Task >>
Where a line contains the string "temperatures", copy that line.

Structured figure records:
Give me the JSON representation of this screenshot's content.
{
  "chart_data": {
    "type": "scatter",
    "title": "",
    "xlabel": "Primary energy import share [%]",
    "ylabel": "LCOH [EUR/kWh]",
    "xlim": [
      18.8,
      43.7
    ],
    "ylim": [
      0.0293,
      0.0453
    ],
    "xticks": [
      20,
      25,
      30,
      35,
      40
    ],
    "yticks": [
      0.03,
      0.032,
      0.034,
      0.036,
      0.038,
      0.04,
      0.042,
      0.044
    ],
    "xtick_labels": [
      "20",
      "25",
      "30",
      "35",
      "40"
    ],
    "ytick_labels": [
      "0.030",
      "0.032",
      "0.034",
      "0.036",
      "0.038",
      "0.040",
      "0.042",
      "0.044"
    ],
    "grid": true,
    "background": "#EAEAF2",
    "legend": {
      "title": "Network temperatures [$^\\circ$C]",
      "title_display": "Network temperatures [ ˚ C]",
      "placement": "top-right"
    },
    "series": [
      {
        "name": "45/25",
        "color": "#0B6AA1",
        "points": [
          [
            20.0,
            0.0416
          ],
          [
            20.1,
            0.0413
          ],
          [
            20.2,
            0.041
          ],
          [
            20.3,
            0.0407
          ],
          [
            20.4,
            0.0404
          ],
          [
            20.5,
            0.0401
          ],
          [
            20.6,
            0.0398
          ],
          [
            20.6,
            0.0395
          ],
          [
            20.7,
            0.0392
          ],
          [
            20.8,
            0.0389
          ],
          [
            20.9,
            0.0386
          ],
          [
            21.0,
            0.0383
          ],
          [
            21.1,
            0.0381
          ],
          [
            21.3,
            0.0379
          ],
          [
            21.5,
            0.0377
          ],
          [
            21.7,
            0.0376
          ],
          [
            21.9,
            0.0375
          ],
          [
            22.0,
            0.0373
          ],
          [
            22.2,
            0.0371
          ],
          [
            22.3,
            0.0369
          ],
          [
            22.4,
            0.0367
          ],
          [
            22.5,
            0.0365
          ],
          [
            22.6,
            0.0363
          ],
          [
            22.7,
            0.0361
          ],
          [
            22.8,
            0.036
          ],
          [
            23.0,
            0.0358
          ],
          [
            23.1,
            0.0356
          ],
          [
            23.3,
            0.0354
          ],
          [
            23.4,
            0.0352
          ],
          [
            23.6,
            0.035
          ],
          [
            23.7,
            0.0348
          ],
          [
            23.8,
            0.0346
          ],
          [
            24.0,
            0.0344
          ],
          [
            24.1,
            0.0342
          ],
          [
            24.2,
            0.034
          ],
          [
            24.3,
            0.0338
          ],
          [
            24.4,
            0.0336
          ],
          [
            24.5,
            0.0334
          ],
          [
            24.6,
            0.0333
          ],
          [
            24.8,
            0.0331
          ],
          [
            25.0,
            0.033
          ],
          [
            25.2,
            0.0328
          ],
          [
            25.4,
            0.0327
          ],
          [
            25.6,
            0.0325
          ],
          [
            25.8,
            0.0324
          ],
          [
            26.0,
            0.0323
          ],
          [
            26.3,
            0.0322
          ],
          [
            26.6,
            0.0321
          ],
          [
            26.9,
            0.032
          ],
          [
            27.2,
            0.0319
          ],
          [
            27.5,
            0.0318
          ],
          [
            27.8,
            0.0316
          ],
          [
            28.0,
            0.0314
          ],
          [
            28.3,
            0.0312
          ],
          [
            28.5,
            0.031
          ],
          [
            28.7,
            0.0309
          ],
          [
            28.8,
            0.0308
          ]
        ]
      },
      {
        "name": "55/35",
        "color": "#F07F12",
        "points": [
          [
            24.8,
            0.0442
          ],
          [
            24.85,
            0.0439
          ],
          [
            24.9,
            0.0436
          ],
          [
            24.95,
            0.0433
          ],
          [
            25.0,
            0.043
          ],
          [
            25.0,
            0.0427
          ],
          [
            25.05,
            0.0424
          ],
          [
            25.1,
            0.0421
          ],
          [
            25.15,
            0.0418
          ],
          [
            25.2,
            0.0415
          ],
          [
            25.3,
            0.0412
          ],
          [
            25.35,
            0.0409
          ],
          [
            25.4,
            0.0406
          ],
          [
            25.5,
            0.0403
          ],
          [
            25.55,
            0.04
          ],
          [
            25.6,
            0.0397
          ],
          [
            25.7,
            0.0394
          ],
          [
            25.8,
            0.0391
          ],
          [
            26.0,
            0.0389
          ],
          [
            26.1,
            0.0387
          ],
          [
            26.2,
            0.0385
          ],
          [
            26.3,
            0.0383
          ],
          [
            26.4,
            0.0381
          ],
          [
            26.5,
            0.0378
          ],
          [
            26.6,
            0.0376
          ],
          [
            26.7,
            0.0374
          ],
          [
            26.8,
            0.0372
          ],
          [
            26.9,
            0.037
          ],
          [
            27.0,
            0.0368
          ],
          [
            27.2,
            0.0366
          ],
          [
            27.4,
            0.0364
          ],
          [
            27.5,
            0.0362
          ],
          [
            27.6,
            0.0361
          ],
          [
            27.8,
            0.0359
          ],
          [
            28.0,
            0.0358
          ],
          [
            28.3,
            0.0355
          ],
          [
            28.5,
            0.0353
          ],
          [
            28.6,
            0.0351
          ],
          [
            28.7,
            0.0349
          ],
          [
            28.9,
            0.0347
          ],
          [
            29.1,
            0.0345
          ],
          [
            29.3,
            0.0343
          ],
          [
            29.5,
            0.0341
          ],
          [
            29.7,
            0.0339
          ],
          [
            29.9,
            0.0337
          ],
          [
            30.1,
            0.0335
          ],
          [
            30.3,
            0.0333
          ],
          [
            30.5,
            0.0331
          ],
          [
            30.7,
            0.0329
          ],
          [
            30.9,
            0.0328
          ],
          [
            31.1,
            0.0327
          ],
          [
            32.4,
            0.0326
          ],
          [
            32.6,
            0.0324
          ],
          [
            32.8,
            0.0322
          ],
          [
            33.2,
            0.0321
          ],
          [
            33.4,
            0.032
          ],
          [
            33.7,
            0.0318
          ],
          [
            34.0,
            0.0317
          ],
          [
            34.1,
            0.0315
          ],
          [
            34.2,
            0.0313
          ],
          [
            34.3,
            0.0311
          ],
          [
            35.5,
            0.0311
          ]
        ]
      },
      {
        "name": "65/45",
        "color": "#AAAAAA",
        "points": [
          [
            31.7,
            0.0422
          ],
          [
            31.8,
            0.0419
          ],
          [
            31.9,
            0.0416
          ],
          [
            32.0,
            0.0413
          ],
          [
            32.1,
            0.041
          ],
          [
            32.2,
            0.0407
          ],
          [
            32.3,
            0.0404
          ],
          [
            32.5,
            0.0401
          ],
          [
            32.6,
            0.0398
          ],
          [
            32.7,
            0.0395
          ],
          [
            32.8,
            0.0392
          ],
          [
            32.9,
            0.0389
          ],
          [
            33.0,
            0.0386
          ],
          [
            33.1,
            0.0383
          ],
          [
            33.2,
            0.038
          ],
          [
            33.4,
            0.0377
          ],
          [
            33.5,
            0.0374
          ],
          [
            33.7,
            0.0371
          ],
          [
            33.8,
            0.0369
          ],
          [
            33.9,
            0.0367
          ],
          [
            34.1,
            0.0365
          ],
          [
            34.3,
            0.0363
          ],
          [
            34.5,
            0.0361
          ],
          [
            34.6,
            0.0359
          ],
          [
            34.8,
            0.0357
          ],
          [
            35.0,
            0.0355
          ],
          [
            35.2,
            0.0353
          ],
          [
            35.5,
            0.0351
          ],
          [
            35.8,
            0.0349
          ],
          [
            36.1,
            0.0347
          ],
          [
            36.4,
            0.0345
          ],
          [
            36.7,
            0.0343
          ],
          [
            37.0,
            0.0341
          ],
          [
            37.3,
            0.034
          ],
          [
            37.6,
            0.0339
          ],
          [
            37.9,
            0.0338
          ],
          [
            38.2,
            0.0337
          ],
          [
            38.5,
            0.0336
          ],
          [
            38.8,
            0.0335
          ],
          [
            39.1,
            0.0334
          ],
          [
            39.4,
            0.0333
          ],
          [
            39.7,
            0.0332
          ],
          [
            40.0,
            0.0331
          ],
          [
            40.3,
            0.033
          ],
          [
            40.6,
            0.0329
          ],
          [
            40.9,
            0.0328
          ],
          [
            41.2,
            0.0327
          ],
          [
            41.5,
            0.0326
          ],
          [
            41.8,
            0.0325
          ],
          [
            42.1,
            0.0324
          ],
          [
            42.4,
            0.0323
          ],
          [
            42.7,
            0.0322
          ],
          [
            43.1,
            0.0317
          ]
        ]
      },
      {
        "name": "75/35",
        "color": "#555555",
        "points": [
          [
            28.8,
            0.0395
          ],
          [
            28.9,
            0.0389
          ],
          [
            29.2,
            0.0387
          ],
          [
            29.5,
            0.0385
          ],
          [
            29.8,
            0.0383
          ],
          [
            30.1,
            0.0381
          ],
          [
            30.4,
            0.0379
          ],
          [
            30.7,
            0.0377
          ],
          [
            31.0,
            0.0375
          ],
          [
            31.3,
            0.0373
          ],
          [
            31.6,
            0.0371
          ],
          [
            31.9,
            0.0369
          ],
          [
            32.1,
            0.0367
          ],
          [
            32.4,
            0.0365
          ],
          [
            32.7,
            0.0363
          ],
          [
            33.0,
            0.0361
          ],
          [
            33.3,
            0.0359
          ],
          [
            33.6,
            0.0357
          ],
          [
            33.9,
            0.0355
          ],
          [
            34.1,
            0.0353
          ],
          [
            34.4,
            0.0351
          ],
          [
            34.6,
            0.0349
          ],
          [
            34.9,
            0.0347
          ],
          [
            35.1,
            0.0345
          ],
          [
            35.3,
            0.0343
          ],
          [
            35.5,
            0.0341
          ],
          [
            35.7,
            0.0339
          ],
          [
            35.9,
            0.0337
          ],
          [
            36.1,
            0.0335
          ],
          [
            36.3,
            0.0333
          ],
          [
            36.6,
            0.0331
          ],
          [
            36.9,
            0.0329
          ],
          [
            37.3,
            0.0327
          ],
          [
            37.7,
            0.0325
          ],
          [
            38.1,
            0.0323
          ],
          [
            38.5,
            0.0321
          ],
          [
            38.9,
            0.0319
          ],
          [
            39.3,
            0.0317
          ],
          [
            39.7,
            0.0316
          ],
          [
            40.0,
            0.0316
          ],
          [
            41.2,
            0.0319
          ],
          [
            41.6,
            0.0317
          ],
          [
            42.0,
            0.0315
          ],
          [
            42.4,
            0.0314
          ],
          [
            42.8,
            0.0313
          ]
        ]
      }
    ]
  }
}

Exercise answer >>
      "title": "Network temperatures [$^\\circ$C]",
      "title_display": "Network temperatures [ ˚ C]",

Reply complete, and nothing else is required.